Exercise requirements: Edit the records below by replacing every "category-image-frame" with "category-thumb-frame" and leaving all other text unchanged. Leave the pictures out of your answer.

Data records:
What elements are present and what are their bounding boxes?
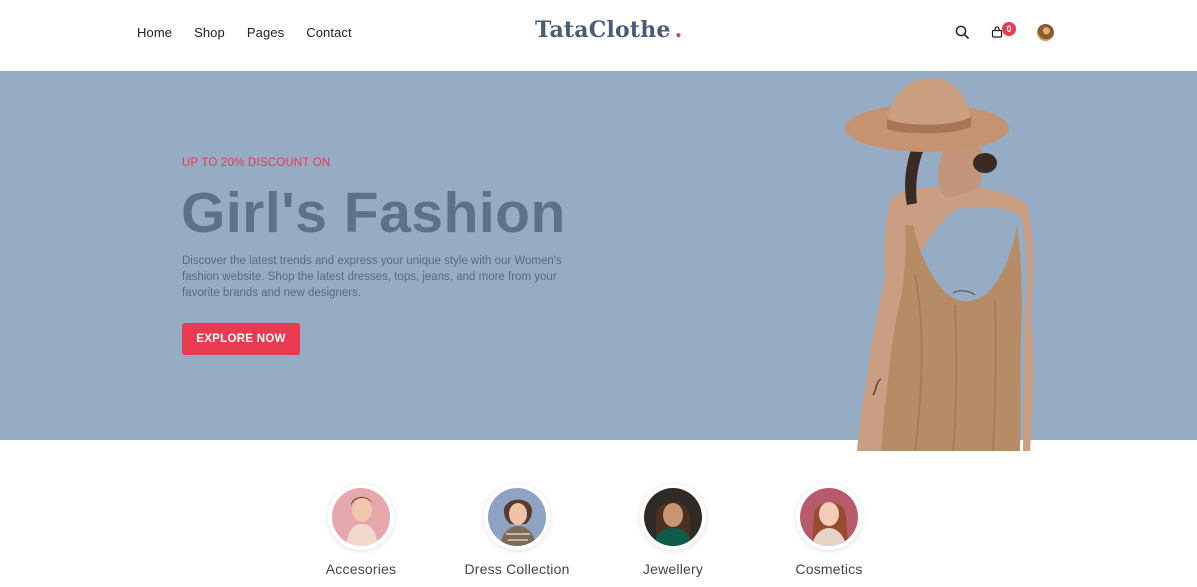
category-label: Dress Collection [464, 561, 570, 577]
hero-title: Girl's Fashion [181, 181, 566, 245]
site-header: Home Shop Pages Contact TataClothe. 0 [0, 0, 1197, 71]
logo-text: TataClothe [535, 17, 671, 43]
logo-dot: . [674, 17, 683, 43]
user-avatar[interactable] [1037, 24, 1054, 41]
hero-model-image [845, 78, 1034, 451]
explore-now-button[interactable]: EXPLORE NOW [182, 323, 300, 355]
header-actions: 0 [955, 22, 1055, 44]
category-image-frame [796, 484, 862, 550]
category-cosmetics-image [800, 488, 858, 546]
category-accesories-image [332, 488, 390, 546]
category-row: Accesories Dress Collection Jewellery Co… [0, 480, 1197, 587]
category-image-frame [328, 484, 394, 550]
hero-kicker: UP TO 20% DISCOUNT ON [182, 157, 331, 169]
category-label: Jewellery [642, 561, 704, 577]
nav-contact[interactable]: Contact [306, 25, 352, 40]
site-logo[interactable]: TataClothe. [535, 17, 683, 43]
hero-description: Discover the latest trends and express y… [182, 255, 562, 299]
category-dress-collection-image [488, 488, 546, 546]
search-icon[interactable] [955, 25, 969, 39]
category-image-frame [484, 484, 550, 550]
nav-shop[interactable]: Shop [194, 25, 225, 40]
nav-home[interactable]: Home [137, 25, 172, 40]
category-label: Accesories [325, 561, 397, 577]
main-nav: Home Shop Pages Contact [137, 25, 352, 40]
category-jewellery-image [644, 488, 702, 546]
category-label: Cosmetics [795, 561, 863, 577]
cart-count-badge: 0 [1002, 22, 1016, 36]
nav-pages[interactable]: Pages [247, 25, 284, 40]
category-image-frame [640, 484, 706, 550]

Worked answer:
What elements are present and what are their bounding boxes?
category-label: Dress Collection [464, 561, 570, 577]
hero-title: Girl's Fashion [181, 181, 566, 245]
site-header: Home Shop Pages Contact TataClothe. 0 [0, 0, 1197, 71]
logo-text: TataClothe [535, 17, 671, 43]
logo-dot: . [674, 17, 683, 43]
user-avatar[interactable] [1037, 24, 1054, 41]
hero-model-image [845, 78, 1034, 451]
explore-now-button[interactable]: EXPLORE NOW [182, 323, 300, 355]
header-actions: 0 [955, 22, 1055, 44]
category-thumb-frame [796, 484, 862, 550]
category-cosmetics-image [800, 488, 858, 546]
category-accesories-image [332, 488, 390, 546]
category-row: Accesories Dress Collection Jewellery Co… [0, 480, 1197, 587]
category-thumb-frame [328, 484, 394, 550]
hero-kicker: UP TO 20% DISCOUNT ON [182, 157, 331, 169]
category-label: Jewellery [642, 561, 704, 577]
nav-contact[interactable]: Contact [306, 25, 352, 40]
site-logo[interactable]: TataClothe. [535, 17, 683, 43]
hero-description: Discover the latest trends and express y… [182, 255, 562, 299]
category-dress-collection-image [488, 488, 546, 546]
search-icon[interactable] [955, 25, 969, 39]
category-thumb-frame [484, 484, 550, 550]
nav-shop[interactable]: Shop [194, 25, 225, 40]
nav-home[interactable]: Home [137, 25, 172, 40]
category-label: Accesories [325, 561, 397, 577]
main-nav: Home Shop Pages Contact [137, 25, 352, 40]
category-jewellery-image [644, 488, 702, 546]
category-label: Cosmetics [795, 561, 863, 577]
cart-count-badge: 0 [1002, 22, 1016, 36]
nav-pages[interactable]: Pages [247, 25, 284, 40]
category-thumb-frame [640, 484, 706, 550]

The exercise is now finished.